Extracted data entries:
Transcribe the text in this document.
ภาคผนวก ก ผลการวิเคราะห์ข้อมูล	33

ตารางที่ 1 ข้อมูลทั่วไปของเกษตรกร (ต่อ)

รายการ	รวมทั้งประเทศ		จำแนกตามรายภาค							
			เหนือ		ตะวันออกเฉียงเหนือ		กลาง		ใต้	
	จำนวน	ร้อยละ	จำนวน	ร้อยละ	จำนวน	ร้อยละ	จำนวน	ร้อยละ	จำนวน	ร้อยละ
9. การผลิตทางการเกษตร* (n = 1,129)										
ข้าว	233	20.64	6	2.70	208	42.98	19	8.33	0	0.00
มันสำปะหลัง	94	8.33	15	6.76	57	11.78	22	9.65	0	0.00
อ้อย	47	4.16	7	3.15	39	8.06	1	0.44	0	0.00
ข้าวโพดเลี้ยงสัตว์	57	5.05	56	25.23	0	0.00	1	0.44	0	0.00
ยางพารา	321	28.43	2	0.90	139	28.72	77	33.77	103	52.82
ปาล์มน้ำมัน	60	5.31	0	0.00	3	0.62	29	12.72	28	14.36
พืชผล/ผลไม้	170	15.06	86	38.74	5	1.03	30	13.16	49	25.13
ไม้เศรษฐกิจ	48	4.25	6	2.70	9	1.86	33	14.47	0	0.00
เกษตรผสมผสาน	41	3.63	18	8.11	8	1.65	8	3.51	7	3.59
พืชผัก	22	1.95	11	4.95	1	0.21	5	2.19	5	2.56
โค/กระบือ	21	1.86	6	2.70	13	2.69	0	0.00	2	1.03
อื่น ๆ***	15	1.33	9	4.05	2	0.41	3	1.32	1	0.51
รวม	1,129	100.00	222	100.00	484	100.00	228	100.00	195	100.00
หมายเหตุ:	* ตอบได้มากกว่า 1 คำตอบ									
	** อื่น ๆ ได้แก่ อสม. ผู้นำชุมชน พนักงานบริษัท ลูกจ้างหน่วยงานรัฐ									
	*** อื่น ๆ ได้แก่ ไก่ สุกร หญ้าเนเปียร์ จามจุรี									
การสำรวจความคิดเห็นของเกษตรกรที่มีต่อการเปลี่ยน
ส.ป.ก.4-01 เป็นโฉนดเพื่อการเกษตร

Exercise:
Every line of the records above needs to be given again exactly.

Answer for this exercise:
Transcribe the text in this document.
ภาคผนวก ก ผลการวิเคราะห์ข้อมูล	33

ตารางที่ 1 ข้อมูลทั่วไปของเกษตรกร (ต่อ)

รายการ	รวมทั้งประเทศ		จำแนกตามรายภาค							
			เหนือ		ตะวันออกเฉียงเหนือ		กลาง		ใต้	
	จำนวน	ร้อยละ	จำนวน	ร้อยละ	จำนวน	ร้อยละ	จำนวน	ร้อยละ	จำนวน	ร้อยละ
9. การผลิตทางการเกษตร* (n = 1,129)										
ข้าว	233	20.64	6	2.70	208	42.98	19	8.33	0	0.00
มันสำปะหลัง	94	8.33	15	6.76	57	11.78	22	9.65	0	0.00
อ้อย	47	4.16	7	3.15	39	8.06	1	0.44	0	0.00
ข้าวโพดเลี้ยงสัตว์	57	5.05	56	25.23	0	0.00	1	0.44	0	0.00
ยางพารา	321	28.43	2	0.90	139	28.72	77	33.77	103	52.82
ปาล์มน้ำมัน	60	5.31	0	0.00	3	0.62	29	12.72	28	14.36
พืชผล/ผลไม้	170	15.06	86	38.74	5	1.03	30	13.16	49	25.13
ไม้เศรษฐกิจ	48	4.25	6	2.70	9	1.86	33	14.47	0	0.00
เกษตรผสมผสาน	41	3.63	18	8.11	8	1.65	8	3.51	7	3.59
พืชผัก	22	1.95	11	4.95	1	0.21	5	2.19	5	2.56
โค/กระบือ	21	1.86	6	2.70	13	2.69	0	0.00	2	1.03
อื่น ๆ***	15	1.33	9	4.05	2	0.41	3	1.32	1	0.51
รวม	1,129	100.00	222	100.00	484	100.00	228	100.00	195	100.00
หมายเหตุ:	* ตอบได้มากกว่า 1 คำตอบ									
	** อื่น ๆ ได้แก่ อสม. ผู้นำชุมชน พนักงานบริษัท ลูกจ้างหน่วยงานรัฐ									
	*** อื่น ๆ ได้แก่ ไก่ สุกร หญ้าเนเปียร์ จามจุรี									
การสำรวจความคิดเห็นของเกษตรกรที่มีต่อการเปลี่ยน
ส.ป.ก.4-01 เป็นโฉนดเพื่อการเกษตร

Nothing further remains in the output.